• The input:
┌────────

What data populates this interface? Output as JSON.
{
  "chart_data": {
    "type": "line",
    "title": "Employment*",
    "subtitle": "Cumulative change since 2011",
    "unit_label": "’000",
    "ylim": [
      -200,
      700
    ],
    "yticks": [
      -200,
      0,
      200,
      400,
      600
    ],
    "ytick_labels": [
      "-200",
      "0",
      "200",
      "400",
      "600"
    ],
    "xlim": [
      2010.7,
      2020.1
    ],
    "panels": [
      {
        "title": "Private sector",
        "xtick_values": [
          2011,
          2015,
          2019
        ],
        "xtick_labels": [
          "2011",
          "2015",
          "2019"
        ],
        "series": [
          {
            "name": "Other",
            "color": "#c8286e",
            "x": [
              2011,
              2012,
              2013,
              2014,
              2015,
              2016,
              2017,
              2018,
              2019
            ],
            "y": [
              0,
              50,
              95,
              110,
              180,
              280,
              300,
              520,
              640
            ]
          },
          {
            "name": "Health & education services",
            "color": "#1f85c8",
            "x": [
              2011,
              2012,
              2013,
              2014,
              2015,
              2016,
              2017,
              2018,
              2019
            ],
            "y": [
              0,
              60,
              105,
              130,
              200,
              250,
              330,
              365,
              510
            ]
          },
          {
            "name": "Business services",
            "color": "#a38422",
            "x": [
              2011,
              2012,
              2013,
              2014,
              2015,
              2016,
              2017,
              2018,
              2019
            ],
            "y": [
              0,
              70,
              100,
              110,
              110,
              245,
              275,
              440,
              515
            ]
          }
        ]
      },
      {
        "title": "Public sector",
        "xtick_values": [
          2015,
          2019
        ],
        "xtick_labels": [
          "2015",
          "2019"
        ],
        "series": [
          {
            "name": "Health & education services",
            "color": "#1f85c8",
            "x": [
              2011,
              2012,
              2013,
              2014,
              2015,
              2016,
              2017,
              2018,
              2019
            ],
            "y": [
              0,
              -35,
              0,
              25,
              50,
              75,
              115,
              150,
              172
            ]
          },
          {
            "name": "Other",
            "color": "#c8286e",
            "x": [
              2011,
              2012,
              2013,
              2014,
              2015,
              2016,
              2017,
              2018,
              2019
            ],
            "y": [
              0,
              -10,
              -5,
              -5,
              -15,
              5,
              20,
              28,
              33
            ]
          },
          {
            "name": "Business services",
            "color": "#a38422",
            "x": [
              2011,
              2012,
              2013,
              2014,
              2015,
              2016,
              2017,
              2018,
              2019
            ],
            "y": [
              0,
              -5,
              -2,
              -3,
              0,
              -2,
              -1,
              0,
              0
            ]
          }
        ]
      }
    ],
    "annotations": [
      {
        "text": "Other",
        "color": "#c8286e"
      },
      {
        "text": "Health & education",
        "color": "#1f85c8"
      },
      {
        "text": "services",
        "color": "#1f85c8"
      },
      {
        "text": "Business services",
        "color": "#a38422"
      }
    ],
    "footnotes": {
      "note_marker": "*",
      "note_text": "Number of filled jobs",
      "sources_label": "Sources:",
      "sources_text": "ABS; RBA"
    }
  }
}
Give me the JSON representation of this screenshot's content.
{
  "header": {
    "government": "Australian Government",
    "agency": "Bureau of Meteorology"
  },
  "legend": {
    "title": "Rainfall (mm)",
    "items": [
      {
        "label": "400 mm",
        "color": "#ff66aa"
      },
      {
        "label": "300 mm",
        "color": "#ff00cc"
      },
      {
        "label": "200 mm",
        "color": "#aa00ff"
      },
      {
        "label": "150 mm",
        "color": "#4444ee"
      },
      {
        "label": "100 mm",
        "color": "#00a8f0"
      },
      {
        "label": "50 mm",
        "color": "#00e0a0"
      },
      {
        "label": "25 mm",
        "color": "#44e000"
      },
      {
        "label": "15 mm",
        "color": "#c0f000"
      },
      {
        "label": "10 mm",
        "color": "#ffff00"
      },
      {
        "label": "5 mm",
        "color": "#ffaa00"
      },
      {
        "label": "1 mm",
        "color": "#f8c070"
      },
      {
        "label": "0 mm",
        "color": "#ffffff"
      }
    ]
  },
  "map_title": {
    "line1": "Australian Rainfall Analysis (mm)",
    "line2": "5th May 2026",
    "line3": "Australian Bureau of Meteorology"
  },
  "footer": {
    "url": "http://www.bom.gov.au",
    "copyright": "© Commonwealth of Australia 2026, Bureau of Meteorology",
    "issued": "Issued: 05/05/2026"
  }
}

└────────

• What the exercise asks: Your task is to print the whole listing again exactly.

• Exercise output:
What data populates this interface? Output as JSON.
{
  "chart_data": {
    "type": "line",
    "title": "Employment*",
    "subtitle": "Cumulative change since 2011",
    "unit_label": "’000",
    "ylim": [
      -200,
      700
    ],
    "yticks": [
      -200,
      0,
      200,
      400,
      600
    ],
    "ytick_labels": [
      "-200",
      "0",
      "200",
      "400",
      "600"
    ],
    "xlim": [
      2010.7,
      2020.1
    ],
    "panels": [
      {
        "title": "Private sector",
        "xtick_values": [
          2011,
          2015,
          2019
        ],
        "xtick_labels": [
          "2011",
          "2015",
          "2019"
        ],
        "series": [
          {
            "name": "Other",
            "color": "#c8286e",
            "x": [
              2011,
              2012,
              2013,
              2014,
              2015,
              2016,
              2017,
              2018,
              2019
            ],
            "y": [
              0,
              50,
              95,
              110,
              180,
              280,
              300,
              520,
              640
            ]
          },
          {
            "name": "Health & education services",
            "color": "#1f85c8",
            "x": [
              2011,
              2012,
              2013,
              2014,
              2015,
              2016,
              2017,
              2018,
              2019
            ],
            "y": [
              0,
              60,
              105,
              130,
              200,
              250,
              330,
              365,
              510
            ]
          },
          {
            "name": "Business services",
            "color": "#a38422",
            "x": [
              2011,
              2012,
              2013,
              2014,
              2015,
              2016,
              2017,
              2018,
              2019
            ],
            "y": [
              0,
              70,
              100,
              110,
              110,
              245,
              275,
              440,
              515
            ]
          }
        ]
      },
      {
        "title": "Public sector",
        "xtick_values": [
          2015,
          2019
        ],
        "xtick_labels": [
          "2015",
          "2019"
        ],
        "series": [
          {
            "name": "Health & education services",
            "color": "#1f85c8",
            "x": [
              2011,
              2012,
              2013,
              2014,
              2015,
              2016,
              2017,
              2018,
              2019
            ],
            "y": [
              0,
              -35,
              0,
              25,
              50,
              75,
              115,
              150,
              172
            ]
          },
          {
            "name": "Other",
            "color": "#c8286e",
            "x": [
              2011,
              2012,
              2013,
              2014,
              2015,
              2016,
              2017,
              2018,
              2019
            ],
            "y": [
              0,
              -10,
              -5,
              -5,
              -15,
              5,
              20,
              28,
              33
            ]
          },
          {
            "name": "Business services",
            "color": "#a38422",
            "x": [
              2011,
              2012,
              2013,
              2014,
              2015,
              2016,
              2017,
              2018,
              2019
            ],
            "y": [
              0,
              -5,
              -2,
              -3,
              0,
              -2,
              -1,
              0,
              0
            ]
          }
        ]
      }
    ],
    "annotations": [
      {
        "text": "Other",
        "color": "#c8286e"
      },
      {
        "text": "Health & education",
        "color": "#1f85c8"
      },
      {
        "text": "services",
        "color": "#1f85c8"
      },
      {
        "text": "Business services",
        "color": "#a38422"
      }
    ],
    "footnotes": {
      "note_marker": "*",
      "note_text": "Number of filled jobs",
      "sources_label": "Sources:",
      "sources_text": "ABS; RBA"
    }
  }
}
Give me the JSON representation of this screenshot's content.
{
  "header": {
    "government": "Australian Government",
    "agency": "Bureau of Meteorology"
  },
  "legend": {
    "title": "Rainfall (mm)",
    "items": [
      {
        "label": "400 mm",
        "color": "#ff66aa"
      },
      {
        "label": "300 mm",
        "color": "#ff00cc"
      },
      {
        "label": "200 mm",
        "color": "#aa00ff"
      },
      {
        "label": "150 mm",
        "color": "#4444ee"
      },
      {
        "label": "100 mm",
        "color": "#00a8f0"
      },
      {
        "label": "50 mm",
        "color": "#00e0a0"
      },
      {
        "label": "25 mm",
        "color": "#44e000"
      },
      {
        "label": "15 mm",
        "color": "#c0f000"
      },
      {
        "label": "10 mm",
        "color": "#ffff00"
      },
      {
        "label": "5 mm",
        "color": "#ffaa00"
      },
      {
        "label": "1 mm",
        "color": "#f8c070"
      },
      {
        "label": "0 mm",
        "color": "#ffffff"
      }
    ]
  },
  "map_title": {
    "line1": "Australian Rainfall Analysis (mm)",
    "line2": "5th May 2026",
    "line3": "Australian Bureau of Meteorology"
  },
  "footer": {
    "url": "http://www.bom.gov.au",
    "copyright": "© Commonwealth of Australia 2026, Bureau of Meteorology",
    "issued": "Issued: 05/05/2026"
  }
}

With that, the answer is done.